### Task statement
Write out the material exactly, without any of its pictures.

Data records
>> Begin
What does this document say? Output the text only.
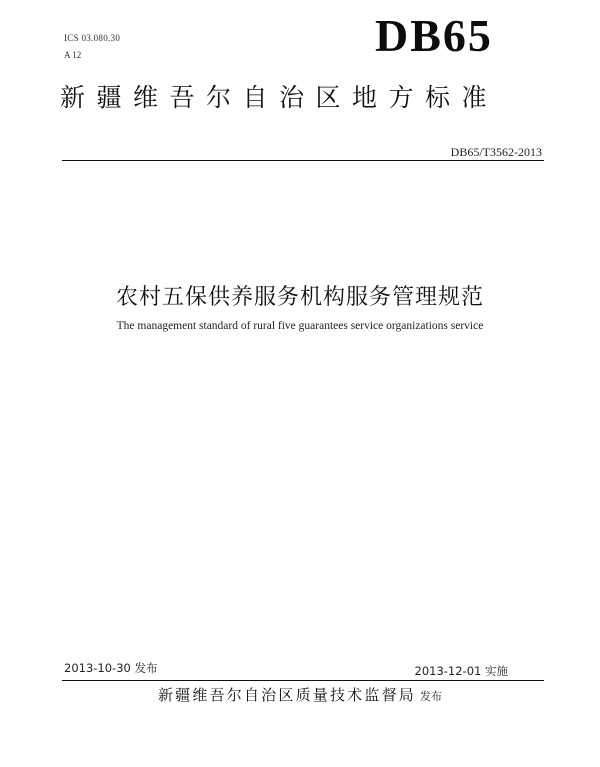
ICS 03.080.30
A 12	DB65
新疆维吾尔自治区地方标准
DB65/T3562-2013
农村五保供养服务机构服务管理规范
The management standard of rural five guarantees service organizations service
2013-10-30 发布	2013-12-01 实施
新疆维吾尔自治区质量技术监督局 发布
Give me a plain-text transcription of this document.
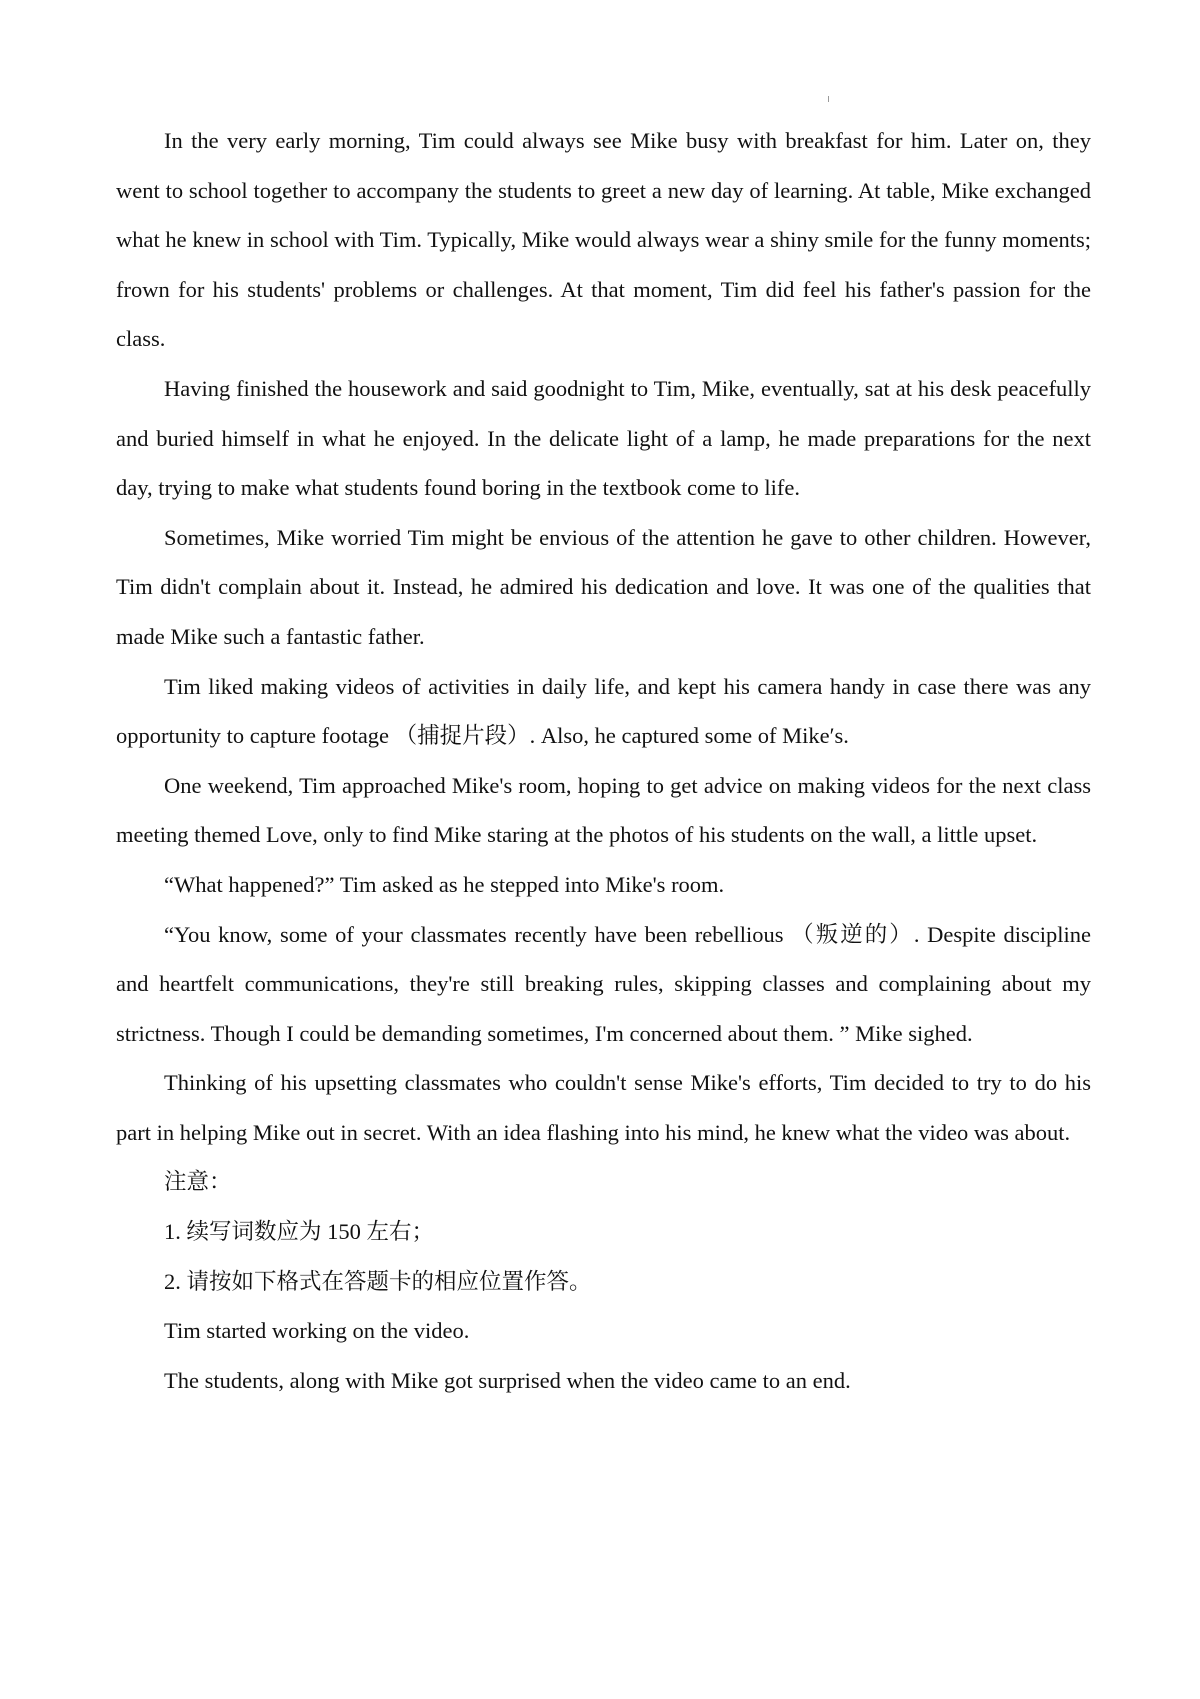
In the very early morning, Tim could always see Mike busy with breakfast for him. Later on, they went to school together to accompany the students to greet a new day of learning. At table, Mike exchanged what he knew in school with Tim. Typically, Mike would always wear a shiny smile for the funny moments; frown for his students' problems or challenges. At that moment, Tim did feel his father's passion for the class.

Having finished the housework and said goodnight to Tim, Mike, eventually, sat at his desk peacefully and buried himself in what he enjoyed. In the delicate light of a lamp, he made preparations for the next day, trying to make what students found boring in the textbook come to life.

Sometimes, Mike worried Tim might be envious of the attention he gave to other children. However, Tim didn't complain about it. Instead, he admired his dedication and love. It was one of the qualities that made Mike such a fantastic father.

Tim liked making videos of activities in daily life, and kept his camera handy in case there was any opportunity to capture footage （捕捉片段）. Also, he captured some of Mike′s.

One weekend, Tim approached Mike's room, hoping to get advice on making videos for the next class meeting themed Love, only to find Mike staring at the photos of his students on the wall, a little upset.

“What happened?” Tim asked as he stepped into Mike's room.

“You know, some of your classmates recently have been rebellious （叛逆的）. Despite discipline and heartfelt communications, they're still breaking rules, skipping classes and complaining about my strictness. Though I could be demanding sometimes, I'm concerned about them. ” Mike sighed.

Thinking of his upsetting classmates who couldn't sense Mike's efforts, Tim decided to try to do his part in helping Mike out in secret. With an idea flashing into his mind, he knew what the video was about.

注意：

1. 续写词数应为 150 左右；

2. 请按如下格式在答题卡的相应位置作答。

Tim started working on the video.

The students, along with Mike got surprised when the video came to an end.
>> End
### Task output
What does this document say? Output the text only.
ICS 03.080.30
A 12	DB65
新疆维吾尔自治区地方标准
DB65/T3562-2013
农村五保供养服务机构服务管理规范
The management standard of rural five guarantees service organizations service
2013-10-30 发布	2013-12-01 实施
新疆维吾尔自治区质量技术监督局 发布
Give me a plain-text transcription of this document.
In the very early morning, Tim could always see Mike busy with breakfast for him. Later on, they went to school together to accompany the students to greet a new day of learning. At table, Mike exchanged what he knew in school with Tim. Typically, Mike would always wear a shiny smile for the funny moments; frown for his students' problems or challenges. At that moment, Tim did feel his father's passion for the class.

Having finished the housework and said goodnight to Tim, Mike, eventually, sat at his desk peacefully and buried himself in what he enjoyed. In the delicate light of a lamp, he made preparations for the next day, trying to make what students found boring in the textbook come to life.

Sometimes, Mike worried Tim might be envious of the attention he gave to other children. However, Tim didn't complain about it. Instead, he admired his dedication and love. It was one of the qualities that made Mike such a fantastic father.

Tim liked making videos of activities in daily life, and kept his camera handy in case there was any opportunity to capture footage （捕捉片段）. Also, he captured some of Mike′s.

One weekend, Tim approached Mike's room, hoping to get advice on making videos for the next class meeting themed Love, only to find Mike staring at the photos of his students on the wall, a little upset.

“What happened?” Tim asked as he stepped into Mike's room.

“You know, some of your classmates recently have been rebellious （叛逆的）. Despite discipline and heartfelt communications, they're still breaking rules, skipping classes and complaining about my strictness. Though I could be demanding sometimes, I'm concerned about them. ” Mike sighed.

Thinking of his upsetting classmates who couldn't sense Mike's efforts, Tim decided to try to do his part in helping Mike out in secret. With an idea flashing into his mind, he knew what the video was about.

注意：

1. 续写词数应为 150 左右；

2. 请按如下格式在答题卡的相应位置作答。

Tim started working on the video.

The students, along with Mike got surprised when the video came to an end.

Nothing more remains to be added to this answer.